**Task to complete:** Search the listing below for the string "Uszkodzenie" and copy every line where it occurs.

(Stored records)
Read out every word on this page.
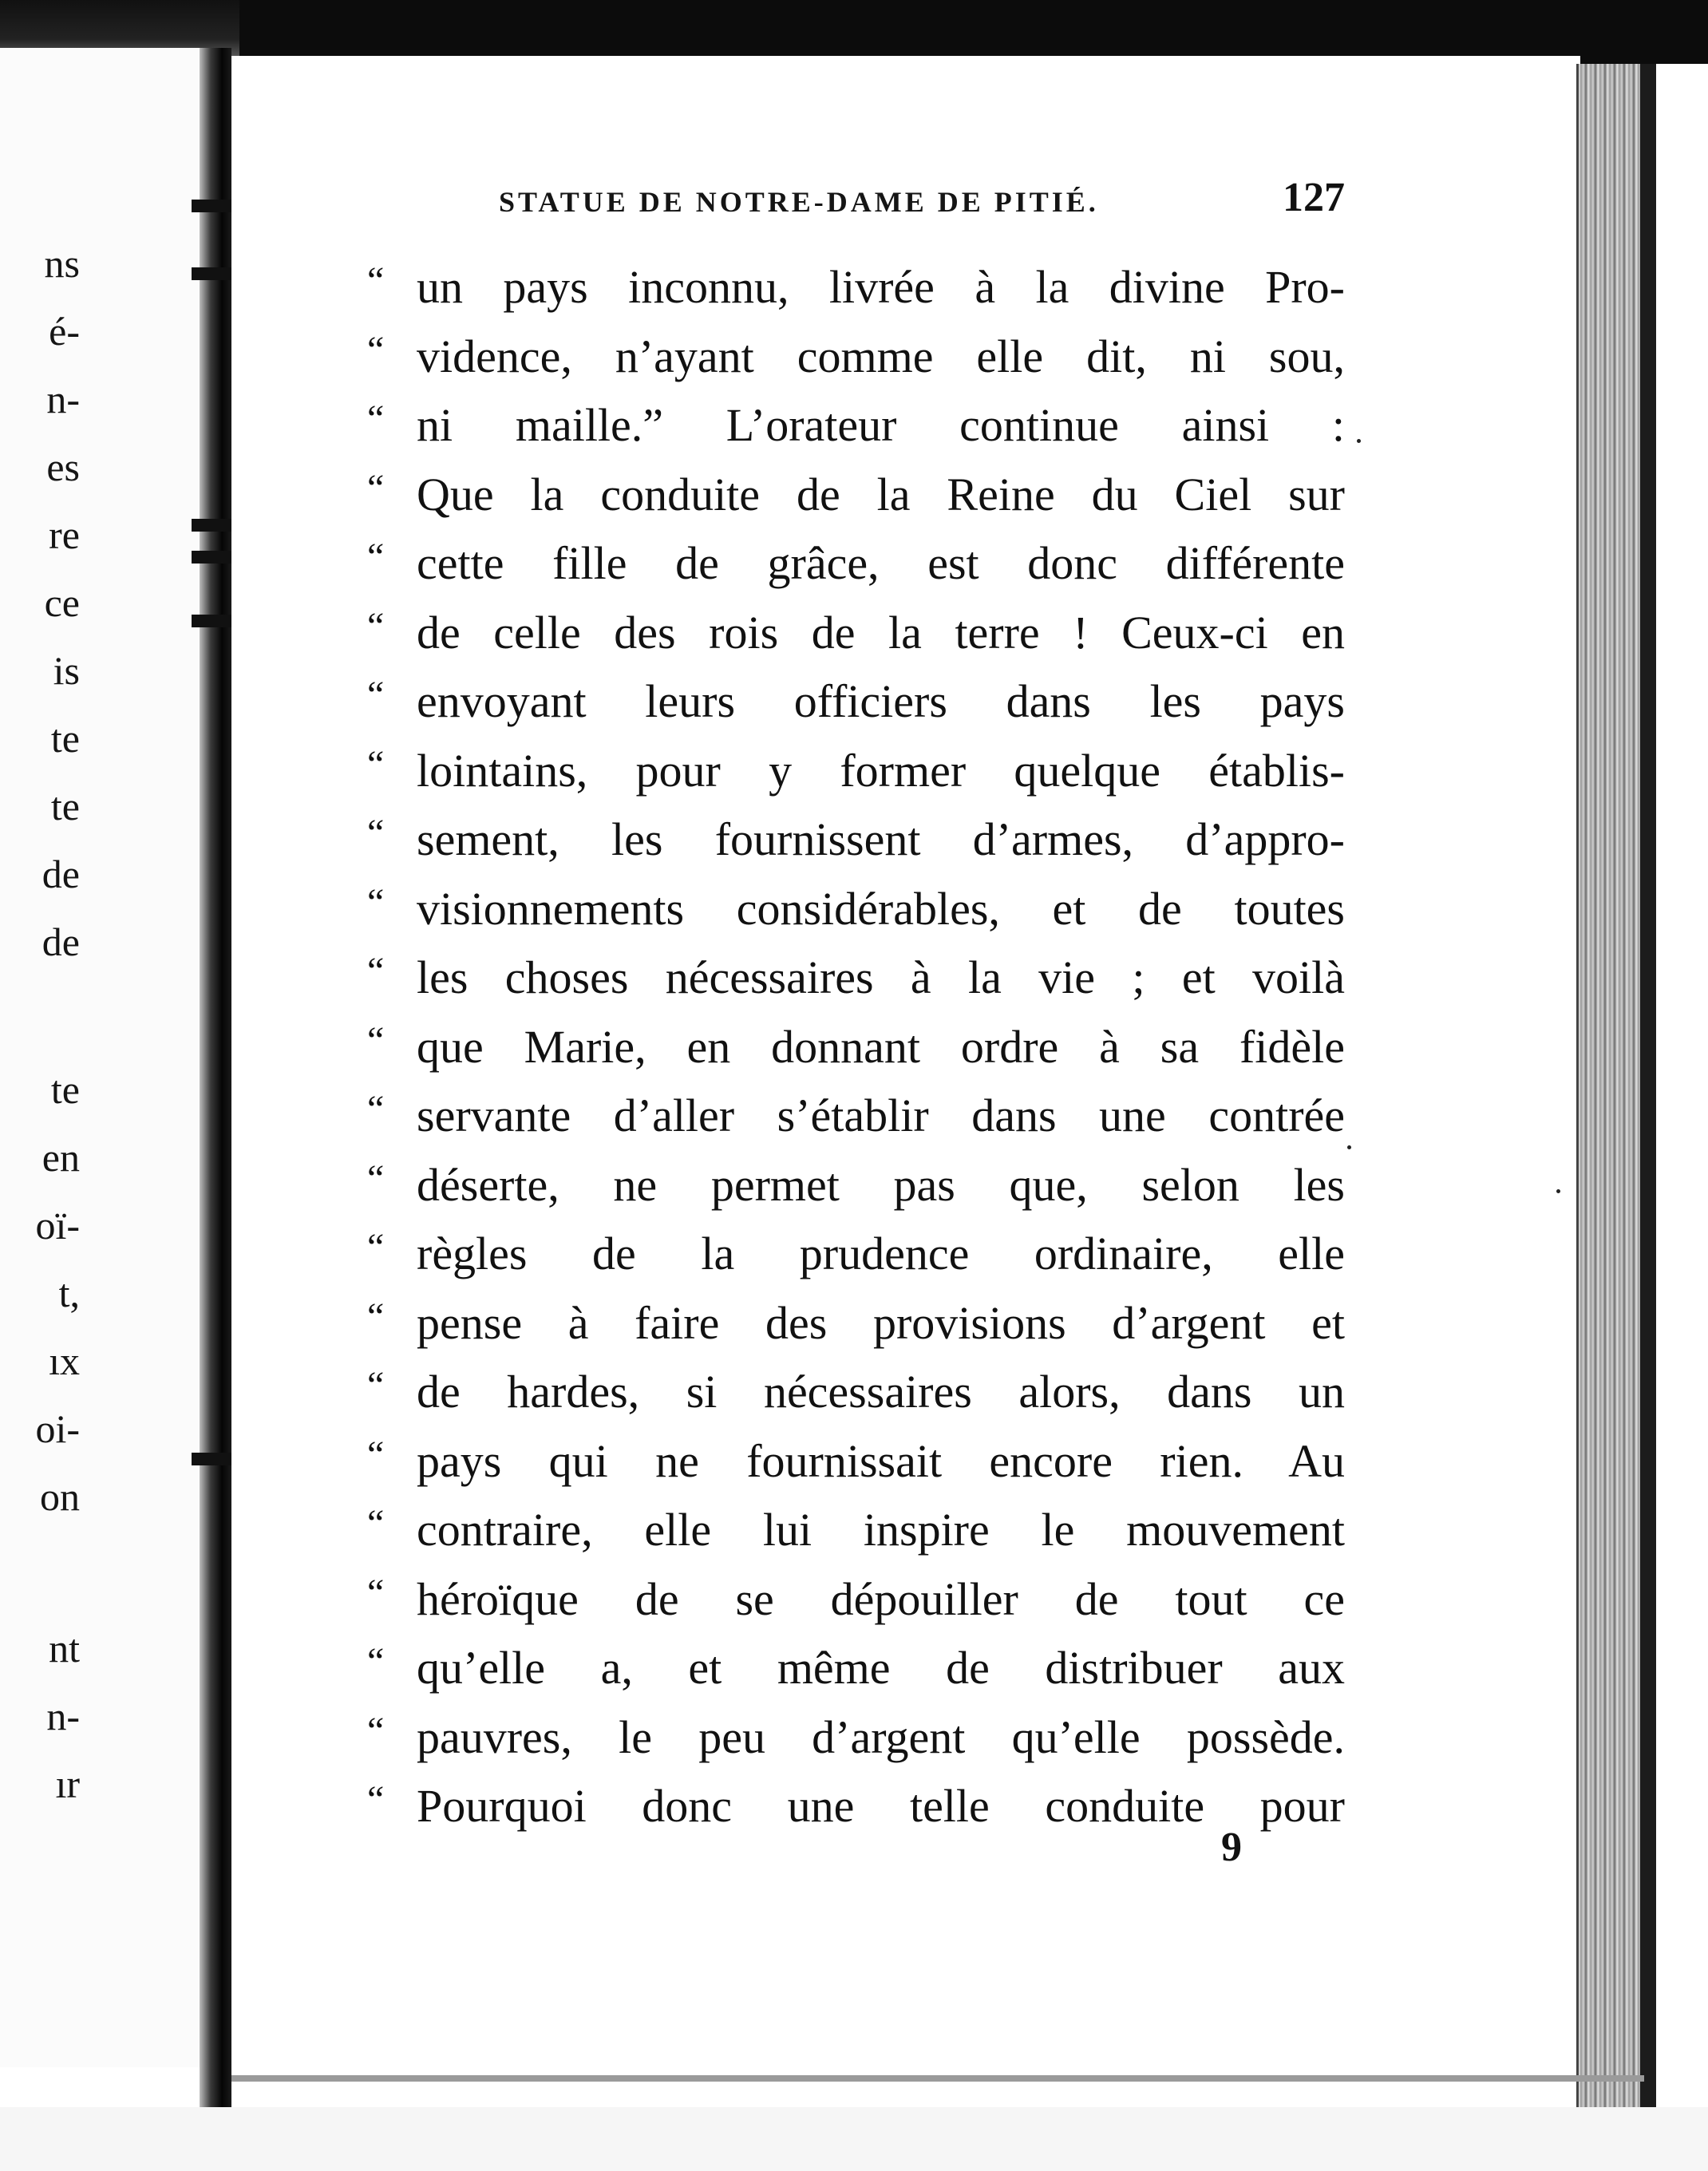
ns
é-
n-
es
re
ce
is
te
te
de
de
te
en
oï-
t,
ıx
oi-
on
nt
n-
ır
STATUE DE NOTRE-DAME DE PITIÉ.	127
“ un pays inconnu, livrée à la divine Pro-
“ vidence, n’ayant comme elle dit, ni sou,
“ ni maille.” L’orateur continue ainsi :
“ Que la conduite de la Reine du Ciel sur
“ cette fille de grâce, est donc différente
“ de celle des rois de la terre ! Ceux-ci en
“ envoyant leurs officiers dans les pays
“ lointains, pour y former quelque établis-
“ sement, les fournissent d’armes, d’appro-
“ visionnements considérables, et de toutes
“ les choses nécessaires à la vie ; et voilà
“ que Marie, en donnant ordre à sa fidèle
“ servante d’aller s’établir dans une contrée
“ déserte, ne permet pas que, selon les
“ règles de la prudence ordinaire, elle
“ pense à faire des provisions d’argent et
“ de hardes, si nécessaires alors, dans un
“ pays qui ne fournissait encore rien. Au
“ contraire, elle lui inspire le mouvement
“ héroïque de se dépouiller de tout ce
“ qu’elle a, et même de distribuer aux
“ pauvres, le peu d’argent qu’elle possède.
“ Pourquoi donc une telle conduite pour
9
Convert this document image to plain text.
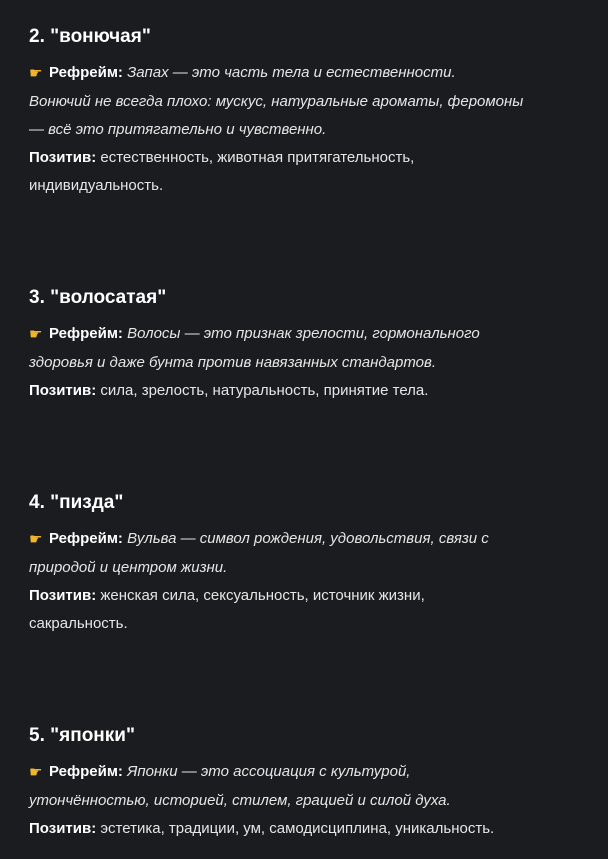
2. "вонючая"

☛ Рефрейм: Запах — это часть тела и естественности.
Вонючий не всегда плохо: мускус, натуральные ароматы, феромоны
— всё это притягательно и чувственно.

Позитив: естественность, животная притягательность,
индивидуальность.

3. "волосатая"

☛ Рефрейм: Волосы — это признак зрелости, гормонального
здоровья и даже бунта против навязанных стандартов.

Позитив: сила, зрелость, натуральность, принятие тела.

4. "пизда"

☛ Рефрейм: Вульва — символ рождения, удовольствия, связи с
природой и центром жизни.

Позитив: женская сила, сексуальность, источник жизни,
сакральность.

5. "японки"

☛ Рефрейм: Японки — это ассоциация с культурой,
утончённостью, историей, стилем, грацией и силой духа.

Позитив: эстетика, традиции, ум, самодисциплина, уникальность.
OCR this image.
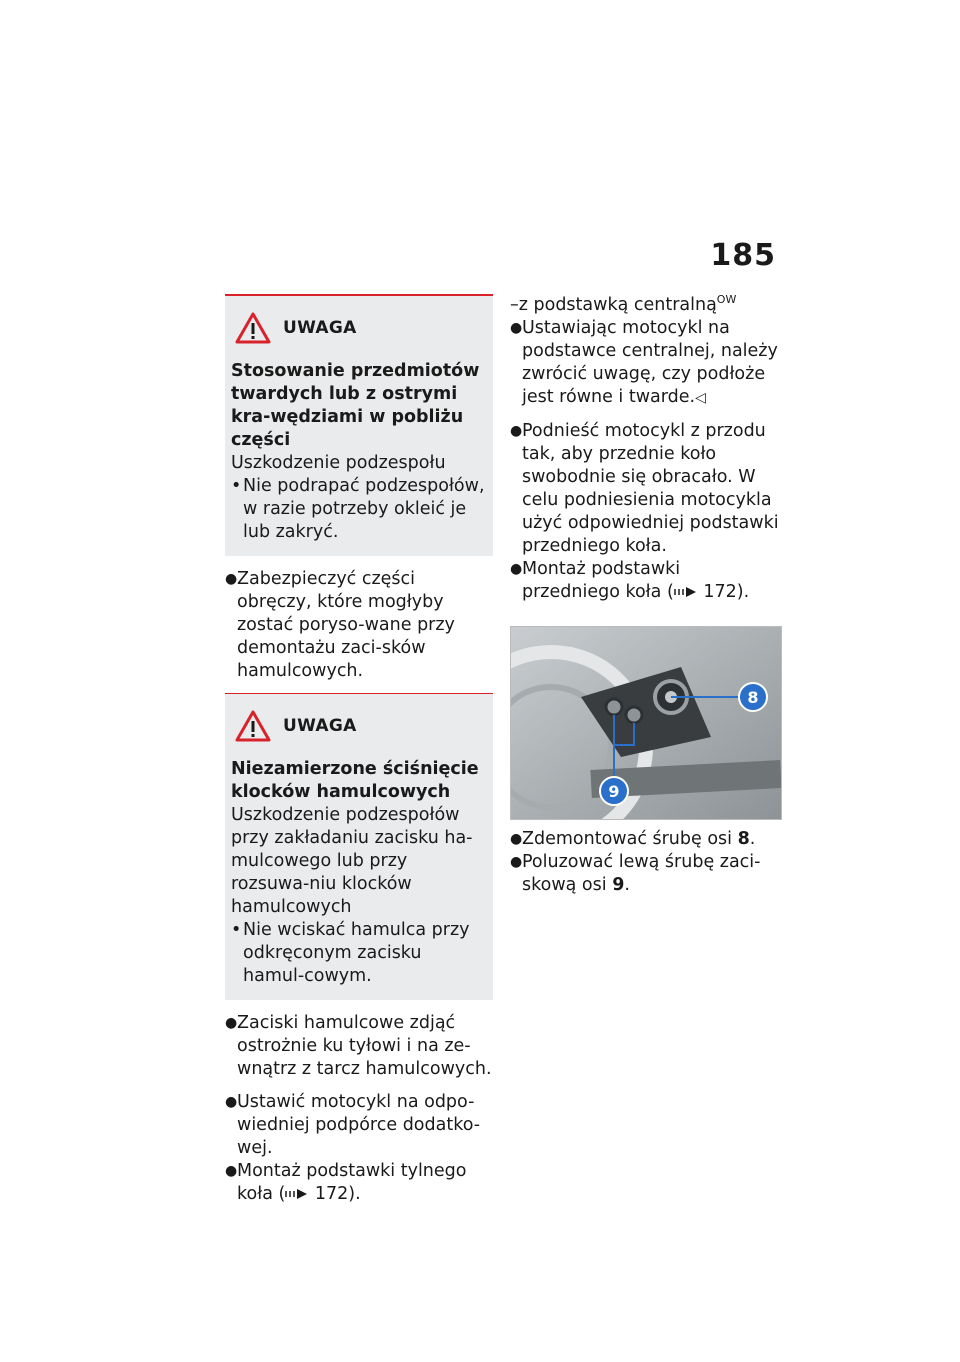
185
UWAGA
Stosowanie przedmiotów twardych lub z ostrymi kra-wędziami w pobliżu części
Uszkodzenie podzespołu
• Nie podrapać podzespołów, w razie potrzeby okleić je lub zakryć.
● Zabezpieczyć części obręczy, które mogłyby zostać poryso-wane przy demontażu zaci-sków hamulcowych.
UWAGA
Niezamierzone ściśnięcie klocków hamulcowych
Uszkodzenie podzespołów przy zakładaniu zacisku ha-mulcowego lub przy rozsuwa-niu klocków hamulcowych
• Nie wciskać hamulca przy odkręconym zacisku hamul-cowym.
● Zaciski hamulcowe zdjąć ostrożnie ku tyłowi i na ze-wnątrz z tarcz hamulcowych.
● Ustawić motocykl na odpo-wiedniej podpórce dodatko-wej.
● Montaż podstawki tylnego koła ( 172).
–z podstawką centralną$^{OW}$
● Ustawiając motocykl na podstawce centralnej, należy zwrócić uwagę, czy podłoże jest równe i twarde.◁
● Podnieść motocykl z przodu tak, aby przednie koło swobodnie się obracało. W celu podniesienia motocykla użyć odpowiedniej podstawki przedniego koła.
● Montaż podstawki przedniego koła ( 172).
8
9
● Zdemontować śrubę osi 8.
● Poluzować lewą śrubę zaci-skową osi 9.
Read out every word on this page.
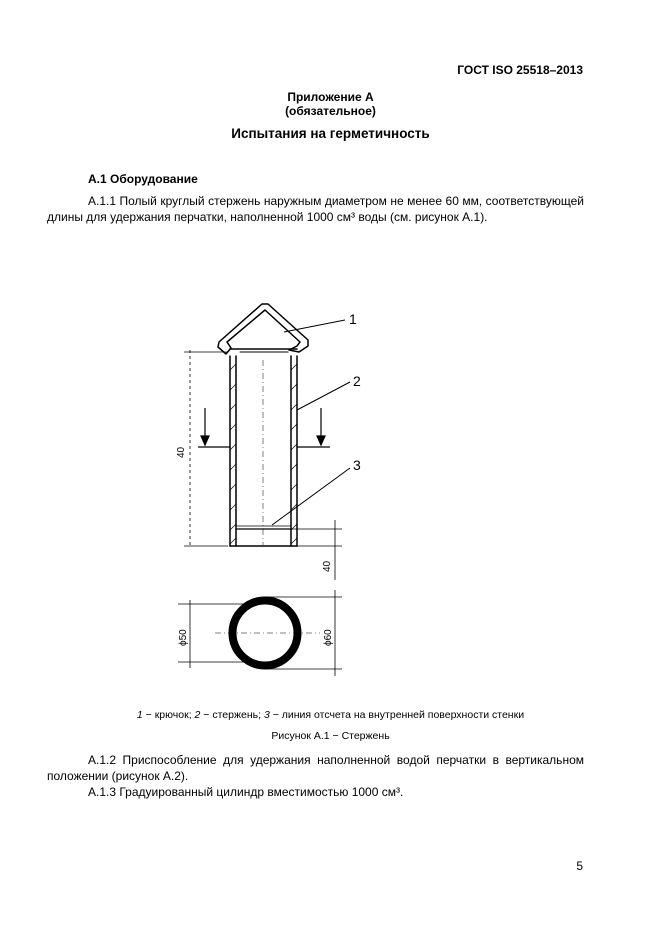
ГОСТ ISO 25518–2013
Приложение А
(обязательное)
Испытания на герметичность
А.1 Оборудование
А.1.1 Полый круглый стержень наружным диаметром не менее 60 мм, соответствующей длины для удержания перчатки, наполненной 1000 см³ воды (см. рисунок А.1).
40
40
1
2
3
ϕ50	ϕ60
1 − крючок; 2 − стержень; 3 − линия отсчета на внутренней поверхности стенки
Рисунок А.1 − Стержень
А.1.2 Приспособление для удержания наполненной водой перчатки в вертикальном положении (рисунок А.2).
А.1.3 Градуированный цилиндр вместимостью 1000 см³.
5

**Correct response:**
Uszkodzenie podzespołu
Uszkodzenie podzespołów przy zakładaniu zacisku ha-mulcowego lub przy rozsuwa-niu klocków hamulcowych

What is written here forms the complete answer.